Dataset extract:

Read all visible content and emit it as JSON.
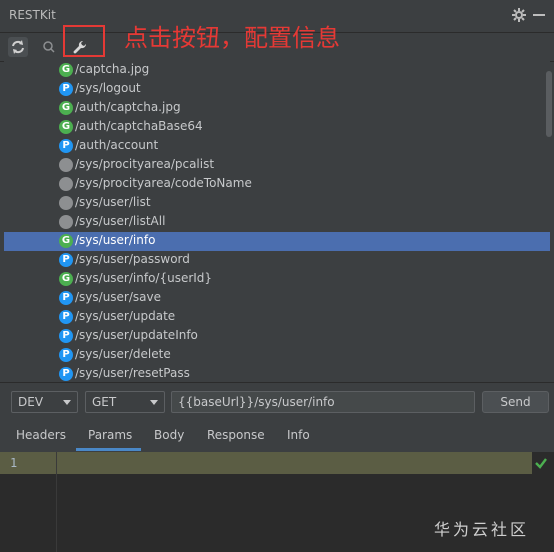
{
  "window": {
    "title": "RESTKit"
  },
  "annotation": {
    "text": "点击按钮，配置信息"
  },
  "colors": {
    "selected": "#4b6eaf",
    "get_badge": "#4caf50",
    "post_badge": "#2196f3",
    "other_badge": "#8d8f91",
    "annotation": "#e53935"
  },
  "endpoints": [
    {
      "method": "G",
      "path": "/captcha.jpg"
    },
    {
      "method": "P",
      "path": "/sys/logout"
    },
    {
      "method": "G",
      "path": "/auth/captcha.jpg"
    },
    {
      "method": "G",
      "path": "/auth/captchaBase64"
    },
    {
      "method": "P",
      "path": "/auth/account"
    },
    {
      "method": "",
      "path": "/sys/procityarea/pcalist"
    },
    {
      "method": "",
      "path": "/sys/procityarea/codeToName"
    },
    {
      "method": "",
      "path": "/sys/user/list"
    },
    {
      "method": "",
      "path": "/sys/user/listAll"
    },
    {
      "method": "G",
      "path": "/sys/user/info"
    },
    {
      "method": "P",
      "path": "/sys/user/password"
    },
    {
      "method": "G",
      "path": "/sys/user/info/{userId}"
    },
    {
      "method": "P",
      "path": "/sys/user/save"
    },
    {
      "method": "P",
      "path": "/sys/user/update"
    },
    {
      "method": "P",
      "path": "/sys/user/updateInfo"
    },
    {
      "method": "P",
      "path": "/sys/user/delete"
    },
    {
      "method": "P",
      "path": "/sys/user/resetPass"
    }
  ],
  "selected_index": 9,
  "request": {
    "env": "DEV",
    "method": "GET",
    "url": "{{baseUrl}}/sys/user/info",
    "send_label": "Send"
  },
  "tabs": [
    {
      "label": "Headers"
    },
    {
      "label": "Params"
    },
    {
      "label": "Body"
    },
    {
      "label": "Response"
    },
    {
      "label": "Info"
    }
  ],
  "active_tab": 1,
  "editor": {
    "line_number": "1"
  },
  "watermark": "华为云社区"
}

Work to complete:
Go back to the records above and write them out exactly, without the pictures.

Reply to the task:
Read all visible content and emit it as JSON.
{
  "window": {
    "title": "RESTKit"
  },
  "annotation": {
    "text": "点击按钮，配置信息"
  },
  "colors": {
    "selected": "#4b6eaf",
    "get_badge": "#4caf50",
    "post_badge": "#2196f3",
    "other_badge": "#8d8f91",
    "annotation": "#e53935"
  },
  "endpoints": [
    {
      "method": "G",
      "path": "/captcha.jpg"
    },
    {
      "method": "P",
      "path": "/sys/logout"
    },
    {
      "method": "G",
      "path": "/auth/captcha.jpg"
    },
    {
      "method": "G",
      "path": "/auth/captchaBase64"
    },
    {
      "method": "P",
      "path": "/auth/account"
    },
    {
      "method": "",
      "path": "/sys/procityarea/pcalist"
    },
    {
      "method": "",
      "path": "/sys/procityarea/codeToName"
    },
    {
      "method": "",
      "path": "/sys/user/list"
    },
    {
      "method": "",
      "path": "/sys/user/listAll"
    },
    {
      "method": "G",
      "path": "/sys/user/info"
    },
    {
      "method": "P",
      "path": "/sys/user/password"
    },
    {
      "method": "G",
      "path": "/sys/user/info/{userId}"
    },
    {
      "method": "P",
      "path": "/sys/user/save"
    },
    {
      "method": "P",
      "path": "/sys/user/update"
    },
    {
      "method": "P",
      "path": "/sys/user/updateInfo"
    },
    {
      "method": "P",
      "path": "/sys/user/delete"
    },
    {
      "method": "P",
      "path": "/sys/user/resetPass"
    }
  ],
  "selected_index": 9,
  "request": {
    "env": "DEV",
    "method": "GET",
    "url": "{{baseUrl}}/sys/user/info",
    "send_label": "Send"
  },
  "tabs": [
    {
      "label": "Headers"
    },
    {
      "label": "Params"
    },
    {
      "label": "Body"
    },
    {
      "label": "Response"
    },
    {
      "label": "Info"
    }
  ],
  "active_tab": 1,
  "editor": {
    "line_number": "1"
  },
  "watermark": "华为云社区"
}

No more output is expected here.